Goals |
a. In the mailing-list post titled "Network Problem?", why does the writer say the message may be a duplicate? Answer in one to three sentences.
b. According to the mailing-list post about a network problem, how is the third machine connected to the writer's LAN?
c. Continue the mailing-list post about the Open MPI network problem from the point where it stops.

Source document |
Open MPI logo

Open MPI User's Mailing List Archives

  |   Home   |   Support   |   FAQ   |   all Open MPI User's mailing list

Subject: [OMPI users] Network Problem?
From: David Ronis (David.Ronis_at_[hidden])
Date: 2009-06-30 14:49:53


(This may be a duplicate. An earlier post seems to have been lost).

I'm using openmpi (1.3.2) to run on 3 dual processor machines (running
linux, slackware-12.1, gcc-4.4.0). Two are directly on my LAN while
the 3rd is connected to my LAN via VPN and NAT (I can communicate in
either direction from any of the machines to the remote machines using
its NAT address).

The program I'm trying to run is very simple in terms of MPI.
Basically it is:

main()
{
        [snip];

  MPI_Init(&argc,&argv);
  MPI_Comm_size(MPI_COMM_WORLD,&numprocs);
  MPI_Comm_rank(MPI_COMM_WORLD,&myrank);

        [snip];

  if(myrank==0)
    i=MPI_Reduce(MPI_IN_PLACE, C, N, MPI_DOUBLE,
                 MPI_SUM, 0, MPI_COMM_WORLD);
  else
    i=MPI_Reduce(C, MPI_IN_PLACE, N, MPI_DOUBLE,
                 MPI_SUM, 0, MPI_COMM_WORLD);

  if(i!=MPI_SUCCESS)

Material shown |
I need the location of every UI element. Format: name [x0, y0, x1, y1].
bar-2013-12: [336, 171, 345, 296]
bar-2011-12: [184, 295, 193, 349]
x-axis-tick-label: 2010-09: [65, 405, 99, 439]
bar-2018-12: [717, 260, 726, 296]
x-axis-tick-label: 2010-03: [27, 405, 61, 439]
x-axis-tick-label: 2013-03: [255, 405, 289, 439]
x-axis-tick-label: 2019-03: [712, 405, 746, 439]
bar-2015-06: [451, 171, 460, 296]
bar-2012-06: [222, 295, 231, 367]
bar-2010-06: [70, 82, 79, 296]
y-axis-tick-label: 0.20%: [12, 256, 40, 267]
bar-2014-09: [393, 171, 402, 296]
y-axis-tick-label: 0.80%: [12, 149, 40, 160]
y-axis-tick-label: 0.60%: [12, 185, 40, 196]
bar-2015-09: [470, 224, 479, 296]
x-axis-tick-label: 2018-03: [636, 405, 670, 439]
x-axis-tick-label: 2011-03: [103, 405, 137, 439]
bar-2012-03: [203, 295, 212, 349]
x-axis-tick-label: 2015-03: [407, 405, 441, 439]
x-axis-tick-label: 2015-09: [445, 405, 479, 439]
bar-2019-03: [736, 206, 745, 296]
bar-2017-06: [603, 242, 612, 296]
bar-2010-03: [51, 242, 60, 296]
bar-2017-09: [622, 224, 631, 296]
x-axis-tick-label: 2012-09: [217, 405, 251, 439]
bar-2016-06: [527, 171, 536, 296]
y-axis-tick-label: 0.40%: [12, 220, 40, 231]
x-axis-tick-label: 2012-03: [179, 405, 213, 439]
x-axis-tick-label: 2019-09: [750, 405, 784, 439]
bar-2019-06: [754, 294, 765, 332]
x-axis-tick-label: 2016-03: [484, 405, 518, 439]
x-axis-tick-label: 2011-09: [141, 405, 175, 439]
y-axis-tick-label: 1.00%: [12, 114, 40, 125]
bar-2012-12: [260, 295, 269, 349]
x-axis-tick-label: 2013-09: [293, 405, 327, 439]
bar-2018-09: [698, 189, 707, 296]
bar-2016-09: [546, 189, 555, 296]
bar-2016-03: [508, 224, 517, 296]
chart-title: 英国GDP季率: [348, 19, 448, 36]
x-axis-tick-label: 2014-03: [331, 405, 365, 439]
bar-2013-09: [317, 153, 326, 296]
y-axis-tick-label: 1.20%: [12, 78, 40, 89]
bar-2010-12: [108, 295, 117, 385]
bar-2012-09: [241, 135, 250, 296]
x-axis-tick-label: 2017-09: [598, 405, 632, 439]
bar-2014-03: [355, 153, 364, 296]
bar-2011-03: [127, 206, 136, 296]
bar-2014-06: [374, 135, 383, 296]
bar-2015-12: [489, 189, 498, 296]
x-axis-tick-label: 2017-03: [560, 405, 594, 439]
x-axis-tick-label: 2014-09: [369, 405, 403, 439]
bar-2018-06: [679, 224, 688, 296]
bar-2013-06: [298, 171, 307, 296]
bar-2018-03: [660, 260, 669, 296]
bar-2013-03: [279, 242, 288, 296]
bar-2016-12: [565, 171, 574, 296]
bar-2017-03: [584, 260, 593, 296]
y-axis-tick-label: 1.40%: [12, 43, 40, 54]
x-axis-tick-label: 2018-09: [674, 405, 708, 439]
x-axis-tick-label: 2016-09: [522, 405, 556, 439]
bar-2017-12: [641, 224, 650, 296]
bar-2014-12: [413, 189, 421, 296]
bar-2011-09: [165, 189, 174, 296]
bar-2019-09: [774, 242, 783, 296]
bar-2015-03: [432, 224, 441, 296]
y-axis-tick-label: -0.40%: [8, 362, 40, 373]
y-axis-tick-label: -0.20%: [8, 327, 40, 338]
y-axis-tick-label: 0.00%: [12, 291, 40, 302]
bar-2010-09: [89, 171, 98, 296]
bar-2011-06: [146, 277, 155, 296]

Final answers |
a. The writer says the message may be a duplicate because an earlier post seems to have been lost. Sending it again means the same message could appear twice.

b. It is connected via VPN and NAT.

c.
    {
      
      fprintf(stderr,"MPI_Reduce (C) fails on processor %d\n", myrank);
      MPI_Finalize();
      exit(1);
    }
  MPI_Barrier(MPI_COMM_WORLD);

         [snip];

}

I run by invoking:

        mpirun -v -np ${NPROC} -hostfile ${HOSTFILE} --stdin none $*
> /dev/null

If I run on the 4 nodes that are physically on the LAN it works as
expected. When I add the nodes on the remote machine things don't
work properly:

1. If I start with NPROC=6 on one of the LAN machines all 6 nodes
start (as shown by running ps), and all get to the MPI_HARVEST
calls. At that point things hang (I see no network traffic, which
given the size of the array I'm trying to reduce is strange).

2. If I start on the remote with NPROC=6, the only the mpirun call
shows up under ps on the remote, while nothing shows up on the other
nodes. Killing the process gives messages like:

         hostname - daemon did not report back when launched

3. If I start on the remote with NPROC=2, the 2 processes start on
the remote and finish properly.

My suspicion is that there's some bad interaction with NAT and
authentication.

Any suggestions?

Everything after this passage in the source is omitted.